■ **Цель задания a**: Напечатайте записи без единого изменения, начиная с самой первой строки записей и заканчивая строкой с «file-name: DSCF3090.JPG (861, 310, 951, 324)» включительно.

■ **Исходный документ**:
Я отказывалась верить и говорила о том, что равных ему не знаю, а потому не понимаю, как он может быть не востребован. Допускала, что молодые кинематографисты просто не могут идти в одной упряжке со старым зубром: не тянут. Сотрудничество Юсова с молодым Иваном Дыховичным было счастливым исключением: они любили друг друга, как кровные родственники – отец и сын, и Ваня сиял от счастья, когда Юсов приезжал в дом.
Я спрашивала, почему зарубежным коллегам в голову не приходит приглашать Юсова.
– Наверное, я для них “дорогой”, – усмехался он сдержанно.
И я понимала, что он прав: по любому из его кадров любой режиссер мира мог прикинуть, сколько стоит работа такого высочайшего уровня, и представить себе нищенскую пенсию советского-российского оператора никто наверняка не мог. <
– Хотя предстоит одна работа в Германии, – невесело говорил Юсов. – Мало интересная… Потому что этот немецкий режиссер намерен снять нечто в стиле Тарковского, и мне предстоит цитировать самого себя двадцатилетней давности.

■ **Цель задания b**: Выведите дословно отрывок из текста о Юсове от «Я отказывалась верить» до «приходит приглашать Юсова.».

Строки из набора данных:
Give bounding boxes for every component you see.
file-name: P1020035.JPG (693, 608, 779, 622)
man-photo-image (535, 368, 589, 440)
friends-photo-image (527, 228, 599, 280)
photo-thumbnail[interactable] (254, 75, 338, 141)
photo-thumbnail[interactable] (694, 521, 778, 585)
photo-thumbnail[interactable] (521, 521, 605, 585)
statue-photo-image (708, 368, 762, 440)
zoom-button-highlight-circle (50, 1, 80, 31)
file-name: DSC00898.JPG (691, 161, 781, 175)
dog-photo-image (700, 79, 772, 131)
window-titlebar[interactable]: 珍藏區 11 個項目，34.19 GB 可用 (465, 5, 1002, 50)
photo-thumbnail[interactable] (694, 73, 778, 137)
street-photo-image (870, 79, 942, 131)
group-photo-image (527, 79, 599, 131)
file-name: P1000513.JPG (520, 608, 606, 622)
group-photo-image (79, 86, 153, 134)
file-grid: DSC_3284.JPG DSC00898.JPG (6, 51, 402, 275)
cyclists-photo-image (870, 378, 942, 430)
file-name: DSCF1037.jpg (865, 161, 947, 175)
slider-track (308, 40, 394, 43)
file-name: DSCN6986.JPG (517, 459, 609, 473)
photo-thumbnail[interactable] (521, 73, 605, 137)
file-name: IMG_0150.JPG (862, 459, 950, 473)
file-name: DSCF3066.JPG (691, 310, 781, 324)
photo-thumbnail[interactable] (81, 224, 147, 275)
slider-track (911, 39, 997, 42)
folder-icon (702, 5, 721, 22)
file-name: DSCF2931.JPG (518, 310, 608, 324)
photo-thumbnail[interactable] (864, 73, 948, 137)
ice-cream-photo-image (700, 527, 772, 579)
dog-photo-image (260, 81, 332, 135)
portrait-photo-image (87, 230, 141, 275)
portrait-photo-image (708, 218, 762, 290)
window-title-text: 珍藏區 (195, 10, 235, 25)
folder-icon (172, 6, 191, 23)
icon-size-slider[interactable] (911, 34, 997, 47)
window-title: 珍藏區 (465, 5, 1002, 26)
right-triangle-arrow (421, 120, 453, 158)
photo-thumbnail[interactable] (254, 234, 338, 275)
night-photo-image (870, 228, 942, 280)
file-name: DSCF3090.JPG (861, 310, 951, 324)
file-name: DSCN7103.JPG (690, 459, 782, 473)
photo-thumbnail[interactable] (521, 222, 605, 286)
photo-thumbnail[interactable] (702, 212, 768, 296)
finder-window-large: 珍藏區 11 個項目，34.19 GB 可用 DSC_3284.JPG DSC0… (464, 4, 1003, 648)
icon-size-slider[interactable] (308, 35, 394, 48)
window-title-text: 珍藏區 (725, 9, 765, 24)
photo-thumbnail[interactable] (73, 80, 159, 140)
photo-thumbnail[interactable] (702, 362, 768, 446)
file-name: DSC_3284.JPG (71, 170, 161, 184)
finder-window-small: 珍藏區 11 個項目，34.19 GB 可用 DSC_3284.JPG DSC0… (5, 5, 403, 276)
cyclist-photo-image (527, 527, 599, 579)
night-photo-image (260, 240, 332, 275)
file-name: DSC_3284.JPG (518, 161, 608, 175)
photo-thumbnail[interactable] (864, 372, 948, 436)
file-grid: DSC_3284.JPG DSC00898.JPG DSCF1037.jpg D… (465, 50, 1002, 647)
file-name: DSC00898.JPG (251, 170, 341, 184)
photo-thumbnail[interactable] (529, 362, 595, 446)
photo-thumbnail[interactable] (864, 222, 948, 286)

■ **Результат упражнения a**:
Give bounding boxes for every component you see.
file-name: P1020035.JPG (693, 608, 779, 622)
man-photo-image (535, 368, 589, 440)
friends-photo-image (527, 228, 599, 280)
photo-thumbnail[interactable] (254, 75, 338, 141)
photo-thumbnail[interactable] (694, 521, 778, 585)
photo-thumbnail[interactable] (521, 521, 605, 585)
statue-photo-image (708, 368, 762, 440)
zoom-button-highlight-circle (50, 1, 80, 31)
file-name: DSC00898.JPG (691, 161, 781, 175)
dog-photo-image (700, 79, 772, 131)
window-titlebar[interactable]: 珍藏區 11 個項目，34.19 GB 可用 (465, 5, 1002, 50)
photo-thumbnail[interactable] (694, 73, 778, 137)
street-photo-image (870, 79, 942, 131)
group-photo-image (527, 79, 599, 131)
file-name: P1000513.JPG (520, 608, 606, 622)
group-photo-image (79, 86, 153, 134)
file-grid: DSC_3284.JPG DSC00898.JPG (6, 51, 402, 275)
cyclists-photo-image (870, 378, 942, 430)
file-name: DSCF1037.jpg (865, 161, 947, 175)
slider-track (308, 40, 394, 43)
file-name: DSCN6986.JPG (517, 459, 609, 473)
photo-thumbnail[interactable] (521, 73, 605, 137)
file-name: IMG_0150.JPG (862, 459, 950, 473)
file-name: DSCF3066.JPG (691, 310, 781, 324)
photo-thumbnail[interactable] (81, 224, 147, 275)
slider-track (911, 39, 997, 42)
folder-icon (702, 5, 721, 22)
file-name: DSCF2931.JPG (518, 310, 608, 324)
photo-thumbnail[interactable] (864, 73, 948, 137)
ice-cream-photo-image (700, 527, 772, 579)
dog-photo-image (260, 81, 332, 135)
portrait-photo-image (87, 230, 141, 275)
portrait-photo-image (708, 218, 762, 290)
window-title-text: 珍藏區 (195, 10, 235, 25)
folder-icon (172, 6, 191, 23)
icon-size-slider[interactable] (911, 34, 997, 47)
window-title: 珍藏區 (465, 5, 1002, 26)
right-triangle-arrow (421, 120, 453, 158)
photo-thumbnail[interactable] (254, 234, 338, 275)
night-photo-image (870, 228, 942, 280)
file-name: DSCF3090.JPG (861, 310, 951, 324)

■ **Результат упражнения b**:
Я отказывалась верить и говорила о том, что равных ему не знаю, а потому не понимаю, как он может быть не востребован. Допускала, что молодые кинематографисты просто не могут идти в одной упряжке со старым зубром: не тянут. Сотрудничество Юсова с молодым Иваном Дыховичным было счастливым исключением: они любили друг друга, как кровные родственники – отец и сын, и Ваня сиял от счастья, когда Юсов приезжал в дом.
Я спрашивала, почему зарубежным коллегам в голову не приходит приглашать Юсова.